>> Begin GIVEN INFORMATION

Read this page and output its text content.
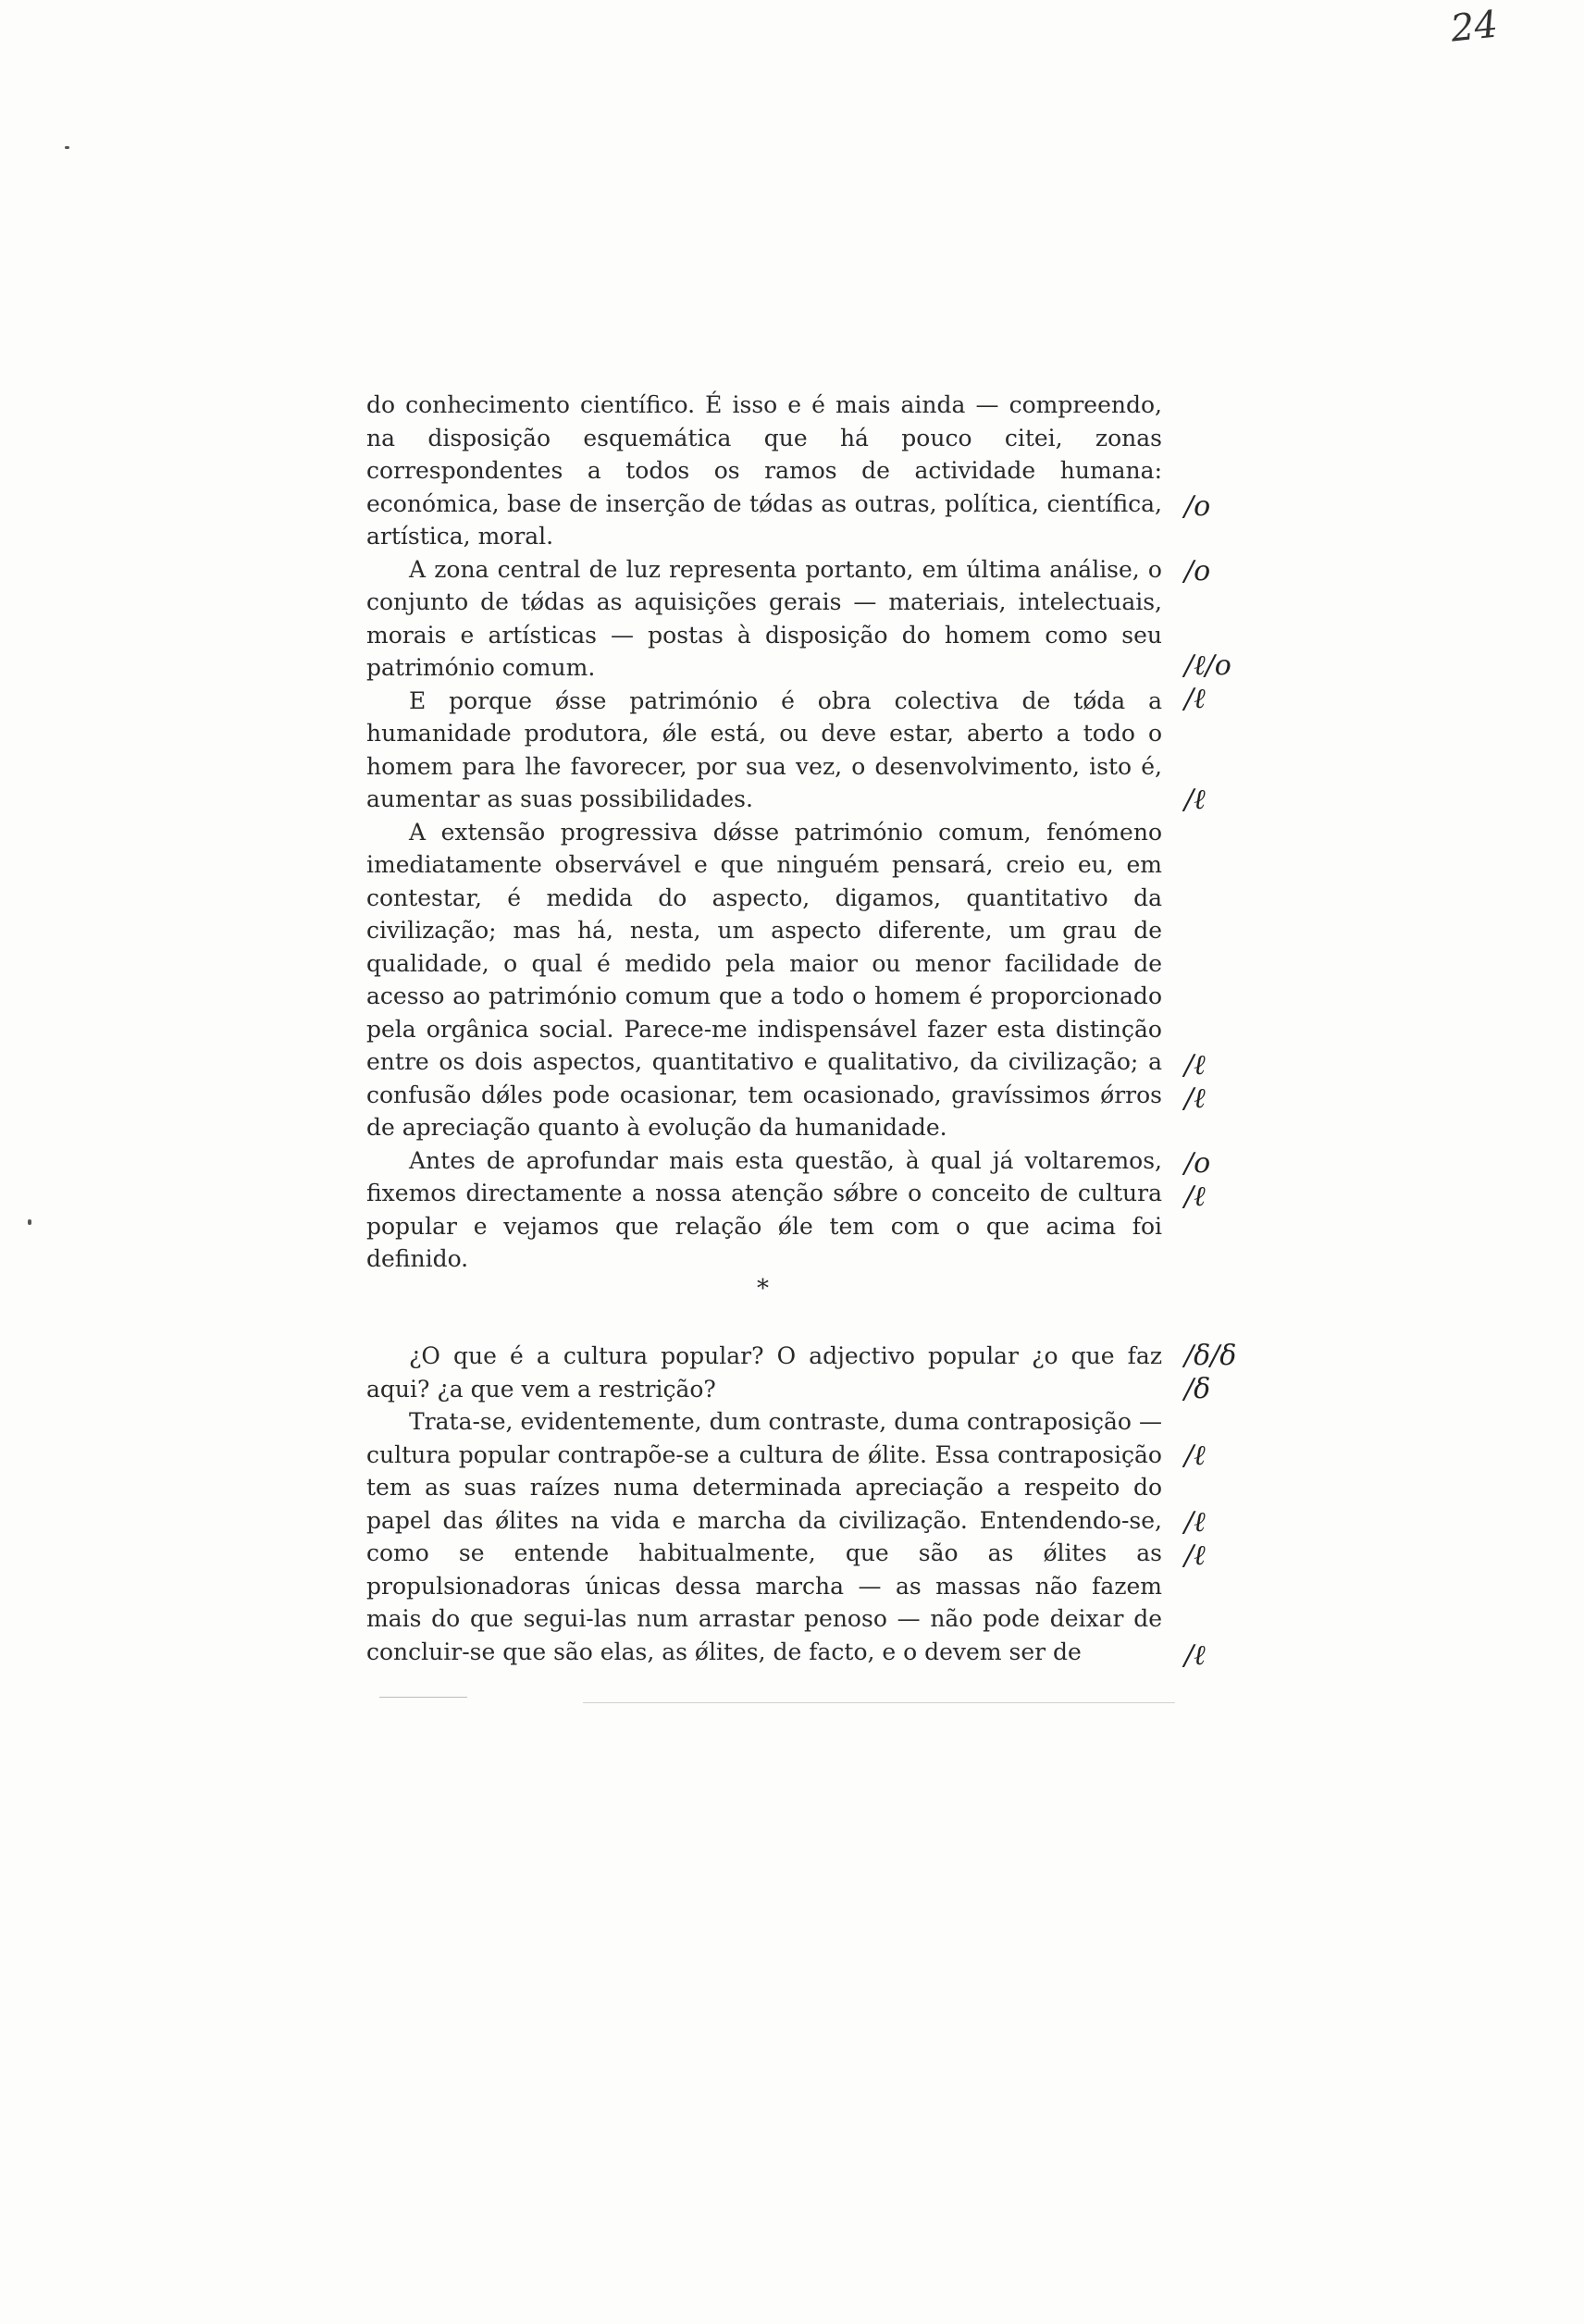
24

do conhecimento científico. É isso e é mais ainda — compreendo, na disposição esquemática que há pouco citei, zonas correspondentes a todos os ramos de actividade humana: económica, base de inserção de tǿdas as outras, política, científica, artística, moral.

A zona central de luz representa portanto, em última análise, o conjunto de tǿdas as aquisições gerais — materiais, intelectuais, morais e artísticas — postas à disposição do homem como seu património comum.

E porque ǿsse património é obra colectiva de tǿda a humanidade produtora, ǿle está, ou deve estar, aberto a todo o homem para lhe favorecer, por sua vez, o desenvolvimento, isto é, aumentar as suas possibilidades.

A extensão progressiva dǿsse património comum, fenómeno imediatamente observável e que ninguém pensará, creio eu, em contestar, é medida do aspecto, digamos, quantitativo da civilização; mas há, nesta, um aspecto diferente, um grau de qualidade, o qual é medido pela maior ou menor facilidade de acesso ao património comum que a todo o homem é proporcionado pela orgânica social. Parece-me indispensável fazer esta distinção entre os dois aspectos, quantitativo e qualitativo, da civilização; a confusão dǿles pode ocasionar, tem ocasionado, gravíssimos ǿrros de apreciação quanto à evolução da humanidade.

Antes de aprofundar mais esta questão, à qual já voltaremos, fixemos directamente a nossa atenção sǿbre o conceito de cultura popular e vejamos que relação ǿle tem com o que acima foi definido.

*

¿O que é a cultura popular? O adjectivo popular ¿o que faz aqui? ¿a que vem a restrição?

Trata-se, evidentemente, dum contraste, duma contraposição — cultura popular contrapõe-se a cultura de ǿlite. Essa contraposição tem as suas raízes numa determinada apreciação a respeito do papel das ǿlites na vida e marcha da civilização. Entendendo-se, como se entende habitualmente, que são as ǿlites as propulsionadoras únicas dessa marcha — as massas não fazem mais do que segui-las num arrastar penoso — não pode deixar de concluir-se que são elas, as ǿlites, de facto, e o devem ser de

/o
/o
/ℓ/o
/ℓ
/ℓ
/ℓ
/ℓ
/o
/ℓ
/δ/δ
/δ
/ℓ
/ℓ
/ℓ
/ℓ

>> End GIVEN INFORMATION

§ WHAT IS ASKED
The records above are to be reproduced exactly; the pictures are to be left out.

§ RESPONSE BELOW
Read this page and output its text content.
24

do conhecimento científico. É isso e é mais ainda — compreendo, na disposição esquemática que há pouco citei, zonas correspondentes a todos os ramos de actividade humana: económica, base de inserção de tǿdas as outras, política, científica, artística, moral.

A zona central de luz representa portanto, em última análise, o conjunto de tǿdas as aquisições gerais — materiais, intelectuais, morais e artísticas — postas à disposição do homem como seu património comum.

E porque ǿsse património é obra colectiva de tǿda a humanidade produtora, ǿle está, ou deve estar, aberto a todo o homem para lhe favorecer, por sua vez, o desenvolvimento, isto é, aumentar as suas possibilidades.

A extensão progressiva dǿsse património comum, fenómeno imediatamente observável e que ninguém pensará, creio eu, em contestar, é medida do aspecto, digamos, quantitativo da civilização; mas há, nesta, um aspecto diferente, um grau de qualidade, o qual é medido pela maior ou menor facilidade de acesso ao património comum que a todo o homem é proporcionado pela orgânica social. Parece-me indispensável fazer esta distinção entre os dois aspectos, quantitativo e qualitativo, da civilização; a confusão dǿles pode ocasionar, tem ocasionado, gravíssimos ǿrros de apreciação quanto à evolução da humanidade.

Antes de aprofundar mais esta questão, à qual já voltaremos, fixemos directamente a nossa atenção sǿbre o conceito de cultura popular e vejamos que relação ǿle tem com o que acima foi definido.

*

¿O que é a cultura popular? O adjectivo popular ¿o que faz aqui? ¿a que vem a restrição?

Trata-se, evidentemente, dum contraste, duma contraposição — cultura popular contrapõe-se a cultura de ǿlite. Essa contraposição tem as suas raízes numa determinada apreciação a respeito do papel das ǿlites na vida e marcha da civilização. Entendendo-se, como se entende habitualmente, que são as ǿlites as propulsionadoras únicas dessa marcha — as massas não fazem mais do que segui-las num arrastar penoso — não pode deixar de concluir-se que são elas, as ǿlites, de facto, e o devem ser de

/o
/o
/ℓ/o
/ℓ
/ℓ
/ℓ
/ℓ
/o
/ℓ
/δ/δ
/δ
/ℓ
/ℓ
/ℓ
/ℓ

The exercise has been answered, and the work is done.